## Brief
Pull every line holding the string "style" from the records below.

-- Given records start --

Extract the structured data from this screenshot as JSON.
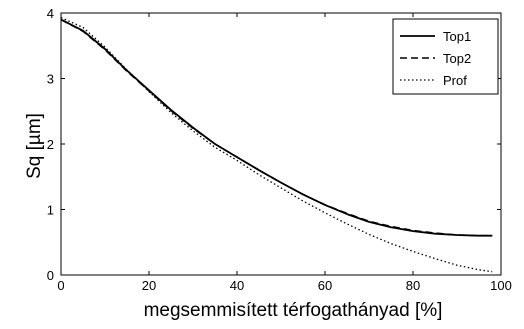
{
  "chart_data": {
    "type": "line",
    "title": "",
    "xlabel": "megsemmisített térfogathányad [%]",
    "ylabel": "Sq [µm]",
    "xlim": [
      0,
      100
    ],
    "ylim": [
      0,
      4
    ],
    "xticks": [
      0,
      20,
      40,
      60,
      80,
      100
    ],
    "yticks": [
      0,
      1,
      2,
      3,
      4
    ],
    "grid": false,
    "legend_position": "top-right",
    "series": [
      {
        "name": "Top1",
        "style": "solid",
        "color": "#000000",
        "x": [
          0,
          5,
          10,
          15,
          20,
          25,
          30,
          35,
          40,
          45,
          50,
          55,
          60,
          65,
          70,
          75,
          80,
          85,
          90,
          95,
          98
        ],
        "y": [
          3.9,
          3.73,
          3.45,
          3.12,
          2.82,
          2.52,
          2.25,
          2.0,
          1.8,
          1.6,
          1.41,
          1.23,
          1.07,
          0.93,
          0.81,
          0.73,
          0.67,
          0.63,
          0.61,
          0.6,
          0.6
        ]
      },
      {
        "name": "Top2",
        "style": "dashed",
        "color": "#000000",
        "x": [
          0,
          5,
          10,
          15,
          20,
          25,
          30,
          35,
          40,
          45,
          50,
          55,
          60,
          65,
          70,
          75,
          80,
          85,
          90,
          95,
          98
        ],
        "y": [
          3.9,
          3.72,
          3.44,
          3.11,
          2.81,
          2.51,
          2.24,
          2.0,
          1.8,
          1.6,
          1.41,
          1.23,
          1.07,
          0.94,
          0.82,
          0.74,
          0.68,
          0.64,
          0.61,
          0.6,
          0.6
        ]
      },
      {
        "name": "Prof",
        "style": "dotted",
        "color": "#000000",
        "x": [
          0,
          5,
          10,
          15,
          20,
          25,
          30,
          35,
          40,
          45,
          50,
          55,
          60,
          65,
          70,
          75,
          80,
          85,
          90,
          95,
          98
        ],
        "y": [
          3.93,
          3.78,
          3.48,
          3.13,
          2.8,
          2.48,
          2.2,
          1.95,
          1.75,
          1.53,
          1.33,
          1.13,
          0.95,
          0.78,
          0.62,
          0.48,
          0.36,
          0.25,
          0.15,
          0.08,
          0.05
        ]
      }
    ]
  }
}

-- Given records end --

## Full solution
        "style": "solid",
        "style": "dashed",
        "style": "dotted",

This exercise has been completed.